- _PROBLEM TO WORK ON_: Extract the lines between the ones holding "Extract the structured" and "Enumerate this screenshot's", inclusive, exactly as written and nothing more.

- _DATA PROVIDED_:
-- BEGIN --
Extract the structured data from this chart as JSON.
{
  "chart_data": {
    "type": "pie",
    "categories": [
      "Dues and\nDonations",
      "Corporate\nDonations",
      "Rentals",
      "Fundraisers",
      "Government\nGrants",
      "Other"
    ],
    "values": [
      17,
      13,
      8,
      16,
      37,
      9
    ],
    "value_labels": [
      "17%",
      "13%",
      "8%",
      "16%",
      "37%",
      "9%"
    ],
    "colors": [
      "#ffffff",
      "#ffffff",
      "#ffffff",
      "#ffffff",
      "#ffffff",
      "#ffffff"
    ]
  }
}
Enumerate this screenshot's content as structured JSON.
-- END --
-- BEGIN --
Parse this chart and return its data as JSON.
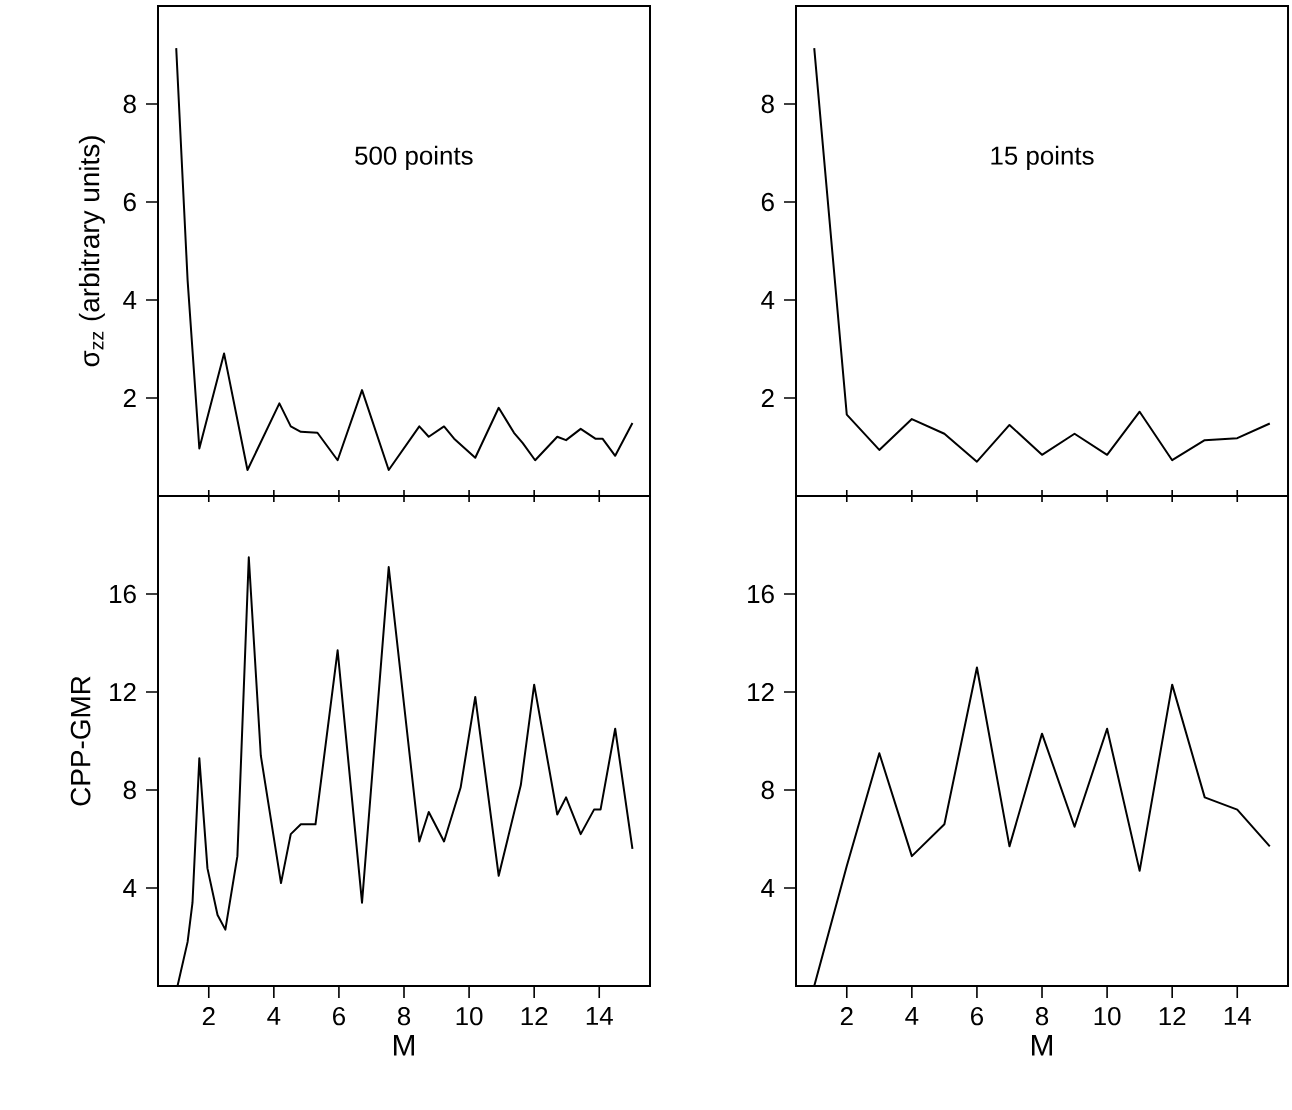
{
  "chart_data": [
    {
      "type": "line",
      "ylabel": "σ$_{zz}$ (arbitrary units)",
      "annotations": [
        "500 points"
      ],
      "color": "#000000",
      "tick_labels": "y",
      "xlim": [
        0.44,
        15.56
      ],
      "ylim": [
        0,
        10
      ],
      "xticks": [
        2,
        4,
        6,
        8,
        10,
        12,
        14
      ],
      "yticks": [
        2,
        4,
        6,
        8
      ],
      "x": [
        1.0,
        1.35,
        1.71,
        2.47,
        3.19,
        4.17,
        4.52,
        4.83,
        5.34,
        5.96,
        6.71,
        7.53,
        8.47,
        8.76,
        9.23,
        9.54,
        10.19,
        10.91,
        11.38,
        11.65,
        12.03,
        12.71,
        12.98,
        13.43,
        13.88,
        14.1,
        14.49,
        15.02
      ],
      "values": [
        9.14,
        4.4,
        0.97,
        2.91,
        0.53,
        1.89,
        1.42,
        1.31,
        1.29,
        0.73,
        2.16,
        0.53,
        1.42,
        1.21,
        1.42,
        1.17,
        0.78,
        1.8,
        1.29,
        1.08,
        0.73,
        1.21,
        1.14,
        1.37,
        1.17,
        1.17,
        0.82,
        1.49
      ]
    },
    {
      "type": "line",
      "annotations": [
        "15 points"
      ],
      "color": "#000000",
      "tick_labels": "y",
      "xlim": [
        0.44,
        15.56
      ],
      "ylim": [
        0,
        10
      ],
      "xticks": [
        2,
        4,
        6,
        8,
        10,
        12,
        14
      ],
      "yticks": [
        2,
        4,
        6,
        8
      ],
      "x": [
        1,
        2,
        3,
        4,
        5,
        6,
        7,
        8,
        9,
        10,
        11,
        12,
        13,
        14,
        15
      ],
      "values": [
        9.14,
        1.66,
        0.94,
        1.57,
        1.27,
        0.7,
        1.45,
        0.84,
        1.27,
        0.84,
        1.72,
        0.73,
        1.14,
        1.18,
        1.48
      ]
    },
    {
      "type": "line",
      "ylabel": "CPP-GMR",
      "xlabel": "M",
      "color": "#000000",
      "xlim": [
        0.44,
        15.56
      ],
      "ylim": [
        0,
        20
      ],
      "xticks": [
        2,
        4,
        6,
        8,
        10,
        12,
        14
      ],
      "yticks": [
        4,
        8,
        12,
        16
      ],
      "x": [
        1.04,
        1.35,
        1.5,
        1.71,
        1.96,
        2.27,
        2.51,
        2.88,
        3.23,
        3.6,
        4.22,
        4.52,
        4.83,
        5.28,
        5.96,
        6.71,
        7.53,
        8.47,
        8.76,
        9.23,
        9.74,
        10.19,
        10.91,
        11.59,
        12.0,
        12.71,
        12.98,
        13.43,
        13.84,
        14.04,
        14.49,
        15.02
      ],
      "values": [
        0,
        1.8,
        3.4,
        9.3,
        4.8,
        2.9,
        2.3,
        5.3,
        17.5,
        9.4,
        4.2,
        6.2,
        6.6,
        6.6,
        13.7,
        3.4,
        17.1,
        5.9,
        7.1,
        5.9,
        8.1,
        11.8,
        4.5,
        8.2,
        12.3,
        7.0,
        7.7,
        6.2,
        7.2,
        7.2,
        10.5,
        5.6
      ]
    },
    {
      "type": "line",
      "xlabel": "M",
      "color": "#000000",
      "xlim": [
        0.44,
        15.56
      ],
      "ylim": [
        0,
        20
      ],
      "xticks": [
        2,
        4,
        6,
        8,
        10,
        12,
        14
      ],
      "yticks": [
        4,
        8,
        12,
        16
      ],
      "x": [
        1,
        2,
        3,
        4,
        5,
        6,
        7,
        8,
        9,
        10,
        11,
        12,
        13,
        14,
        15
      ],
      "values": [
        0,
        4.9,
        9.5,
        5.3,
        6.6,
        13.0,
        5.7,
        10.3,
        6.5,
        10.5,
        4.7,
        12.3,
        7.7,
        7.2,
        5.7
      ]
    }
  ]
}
-- END --
- _TASK RESPONSE_:
Extract the structured data from this chart as JSON.
{
  "chart_data": {
    "type": "pie",
    "categories": [
      "Dues and\nDonations",
      "Corporate\nDonations",
      "Rentals",
      "Fundraisers",
      "Government\nGrants",
      "Other"
    ],
    "values": [
      17,
      13,
      8,
      16,
      37,
      9
    ],
    "value_labels": [
      "17%",
      "13%",
      "8%",
      "16%",
      "37%",
      "9%"
    ],
    "colors": [
      "#ffffff",
      "#ffffff",
      "#ffffff",
      "#ffffff",
      "#ffffff",
      "#ffffff"
    ]
  }
}
Enumerate this screenshot's content as structured JSON.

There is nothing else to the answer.